■ **Figure contents as structured data**
——————————
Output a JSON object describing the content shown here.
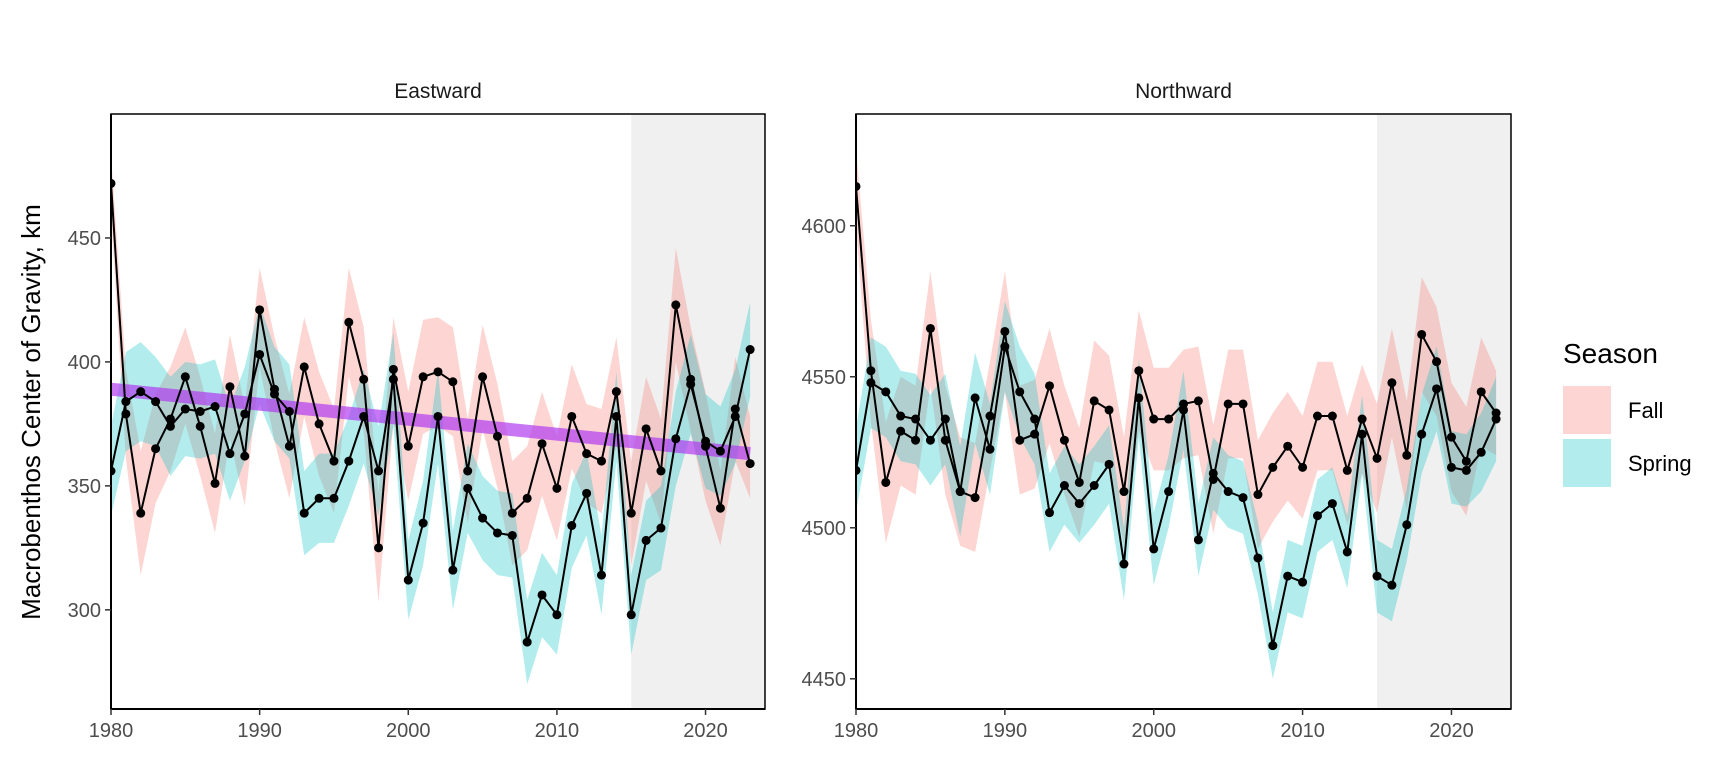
{
  "chart_data": {
    "type": "line",
    "ylabel": "Macrobenthos  Center of Gravity, km",
    "xlabel": "",
    "shaded_period": [
      2015,
      2024
    ],
    "colors": {
      "Fall": "#f8766d",
      "Spring": "#00bfc4",
      "trend": "#b03cf0",
      "line": "#000000",
      "shade": "#f0f0f0"
    },
    "legend": {
      "title": "Season",
      "position": "right",
      "entries": [
        {
          "name": "Fall",
          "color": "#f8766d"
        },
        {
          "name": "Spring",
          "color": "#00bfc4"
        }
      ]
    },
    "panels": [
      {
        "name": "Eastward",
        "xlim": [
          1980,
          2024
        ],
        "ylim": [
          260,
          500
        ],
        "x_ticks": [
          1980,
          1990,
          2000,
          2010,
          2020
        ],
        "y_ticks": [
          300,
          350,
          400,
          450
        ],
        "trend": {
          "x": [
            1980,
            2023
          ],
          "y": [
            389,
            363
          ]
        },
        "series": [
          {
            "name": "Fall",
            "x": [
              1980,
              1981,
              1982,
              1983,
              1984,
              1985,
              1986,
              1987,
              1988,
              1989,
              1990,
              1991,
              1992,
              1993,
              1994,
              1995,
              1996,
              1997,
              1998,
              1999,
              2000,
              2001,
              2002,
              2003,
              2004,
              2005,
              2006,
              2007,
              2008,
              2009,
              2010,
              2011,
              2012,
              2013,
              2014,
              2015,
              2016,
              2017,
              2018,
              2019,
              2020,
              2021,
              2022,
              2023
            ],
            "y": [
              472,
              379,
              339,
              365,
              377,
              394,
              374,
              351,
              390,
              362,
              421,
              389,
              366,
              398,
              375,
              360,
              416,
              393,
              325,
              397,
              366,
              394,
              396,
              392,
              356,
              394,
              370,
              339,
              345,
              367,
              349,
              378,
              363,
              360,
              388,
              339,
              373,
              356,
              423,
              393,
              366,
              341,
              381,
              359
            ],
            "lower": [
              460,
              361,
              314,
              343,
              356,
              375,
              354,
              331,
              369,
              342,
              398,
              368,
              345,
              378,
              354,
              339,
              394,
              372,
              303,
              376,
              344,
              371,
              374,
              370,
              335,
              373,
              349,
              318,
              324,
              346,
              328,
              357,
              343,
              339,
              366,
              318,
              352,
              335,
              400,
              372,
              344,
              326,
              360,
              345
            ],
            "upper": [
              484,
              397,
              364,
              387,
              398,
              414,
              394,
              371,
              411,
              382,
              438,
              410,
              387,
              418,
              396,
              381,
              438,
              414,
              347,
              418,
              388,
              417,
              418,
              414,
              377,
              415,
              391,
              360,
              366,
              388,
              370,
              399,
              383,
              381,
              410,
              360,
              394,
              377,
              446,
              414,
              388,
              356,
              402,
              378
            ]
          },
          {
            "name": "Spring",
            "x": [
              1980,
              1981,
              1982,
              1983,
              1984,
              1985,
              1986,
              1987,
              1988,
              1989,
              1990,
              1991,
              1992,
              1993,
              1994,
              1995,
              1996,
              1997,
              1998,
              1999,
              2000,
              2001,
              2002,
              2003,
              2004,
              2005,
              2006,
              2007,
              2008,
              2009,
              2010,
              2011,
              2012,
              2013,
              2014,
              2015,
              2016,
              2017,
              2018,
              2019,
              2020,
              2021,
              2022,
              2023
            ],
            "y": [
              356,
              384,
              388,
              384,
              374,
              381,
              380,
              382,
              363,
              379,
              403,
              387,
              380,
              339,
              345,
              345,
              360,
              378,
              356,
              393,
              312,
              335,
              378,
              316,
              349,
              337,
              331,
              330,
              287,
              306,
              298,
              334,
              347,
              314,
              378,
              298,
              328,
              333,
              369,
              391,
              368,
              364,
              378,
              405
            ],
            "lower": [
              338,
              364,
              368,
              366,
              354,
              362,
              361,
              363,
              344,
              360,
              383,
              368,
              361,
              322,
              327,
              327,
              342,
              359,
              338,
              374,
              296,
              318,
              359,
              300,
              331,
              320,
              314,
              313,
              270,
              289,
              282,
              317,
              330,
              298,
              360,
              282,
              312,
              316,
              350,
              371,
              349,
              346,
              359,
              386
            ],
            "upper": [
              374,
              404,
              408,
              402,
              394,
              400,
              399,
              401,
              382,
              398,
              423,
              406,
              399,
              356,
              363,
              363,
              378,
              397,
              374,
              412,
              328,
              352,
              397,
              332,
              367,
              354,
              348,
              347,
              304,
              323,
              314,
              351,
              364,
              330,
              396,
              314,
              344,
              350,
              388,
              411,
              387,
              382,
              397,
              424
            ]
          }
        ]
      },
      {
        "name": "Northward",
        "xlim": [
          1980,
          2024
        ],
        "ylim": [
          4440,
          4637
        ],
        "x_ticks": [
          1980,
          1990,
          2000,
          2010,
          2020
        ],
        "y_ticks": [
          4450,
          4500,
          4550,
          4600
        ],
        "series": [
          {
            "name": "Fall",
            "x": [
              1980,
              1981,
              1982,
              1983,
              1984,
              1985,
              1986,
              1987,
              1988,
              1989,
              1990,
              1991,
              1992,
              1993,
              1994,
              1995,
              1996,
              1997,
              1998,
              1999,
              2000,
              2001,
              2002,
              2003,
              2004,
              2005,
              2006,
              2007,
              2008,
              2009,
              2010,
              2011,
              2012,
              2013,
              2014,
              2015,
              2016,
              2017,
              2018,
              2019,
              2020,
              2021,
              2022,
              2023
            ],
            "y": [
              4613,
              4552,
              4515,
              4532,
              4529,
              4566,
              4529,
              4512,
              4510,
              4537,
              4565,
              4529,
              4531,
              4547,
              4529,
              4515,
              4542,
              4539,
              4512,
              4552,
              4536,
              4536,
              4541,
              4542,
              4516,
              4541,
              4541,
              4511,
              4520,
              4527,
              4520,
              4537,
              4537,
              4519,
              4536,
              4523,
              4548,
              4524,
              4564,
              4555,
              4530,
              4522,
              4545,
              4538
            ],
            "lower": [
              4600,
              4535,
              4495,
              4514,
              4511,
              4547,
              4511,
              4494,
              4492,
              4519,
              4545,
              4511,
              4513,
              4528,
              4511,
              4497,
              4522,
              4521,
              4494,
              4532,
              4519,
              4519,
              4523,
              4524,
              4498,
              4523,
              4523,
              4493,
              4502,
              4509,
              4503,
              4519,
              4519,
              4501,
              4518,
              4505,
              4530,
              4506,
              4545,
              4537,
              4512,
              4504,
              4527,
              4524
            ],
            "upper": [
              4626,
              4569,
              4535,
              4550,
              4547,
              4585,
              4547,
              4530,
              4528,
              4555,
              4585,
              4547,
              4549,
              4566,
              4547,
              4533,
              4562,
              4557,
              4530,
              4572,
              4553,
              4553,
              4559,
              4560,
              4534,
              4559,
              4559,
              4529,
              4538,
              4545,
              4537,
              4555,
              4555,
              4537,
              4554,
              4541,
              4566,
              4542,
              4583,
              4573,
              4548,
              4540,
              4563,
              4552
            ]
          },
          {
            "name": "Spring",
            "x": [
              1980,
              1981,
              1982,
              1983,
              1984,
              1985,
              1986,
              1987,
              1988,
              1989,
              1990,
              1991,
              1992,
              1993,
              1994,
              1995,
              1996,
              1997,
              1998,
              1999,
              2000,
              2001,
              2002,
              2003,
              2004,
              2005,
              2006,
              2007,
              2008,
              2009,
              2010,
              2011,
              2012,
              2013,
              2014,
              2015,
              2016,
              2017,
              2018,
              2019,
              2020,
              2021,
              2022,
              2023
            ],
            "y": [
              4519,
              4548,
              4545,
              4537,
              4536,
              4529,
              4536,
              4512,
              4543,
              4526,
              4560,
              4545,
              4536,
              4505,
              4514,
              4508,
              4514,
              4521,
              4488,
              4543,
              4493,
              4512,
              4539,
              4496,
              4518,
              4512,
              4510,
              4490,
              4461,
              4484,
              4482,
              4504,
              4508,
              4492,
              4531,
              4484,
              4481,
              4501,
              4531,
              4546,
              4520,
              4519,
              4525,
              4536
            ],
            "lower": [
              4505,
              4533,
              4530,
              4522,
              4521,
              4514,
              4521,
              4497,
              4528,
              4511,
              4545,
              4530,
              4521,
              4492,
              4501,
              4495,
              4501,
              4508,
              4476,
              4530,
              4481,
              4500,
              4526,
              4484,
              4506,
              4500,
              4498,
              4478,
              4450,
              4472,
              4470,
              4492,
              4496,
              4480,
              4518,
              4472,
              4469,
              4489,
              4518,
              4532,
              4508,
              4507,
              4512,
              4522
            ],
            "upper": [
              4533,
              4563,
              4560,
              4552,
              4551,
              4544,
              4551,
              4527,
              4558,
              4541,
              4575,
              4560,
              4551,
              4518,
              4527,
              4521,
              4527,
              4534,
              4500,
              4556,
              4505,
              4524,
              4552,
              4508,
              4530,
              4524,
              4522,
              4502,
              4472,
              4496,
              4494,
              4516,
              4520,
              4504,
              4544,
              4496,
              4493,
              4513,
              4544,
              4560,
              4532,
              4531,
              4538,
              4550
            ]
          }
        ]
      }
    ]
  }
}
——————————
■ **Stated exercise**
Pull out every line above that holds the word "name".

■ **Response for this exercise**
          "name": "Fall",
          "name": "Spring",
        "name": "Eastward",
            "name": "Fall",
            "name": "Spring",
        "name": "Northward",
            "name": "Fall",
            "name": "Spring",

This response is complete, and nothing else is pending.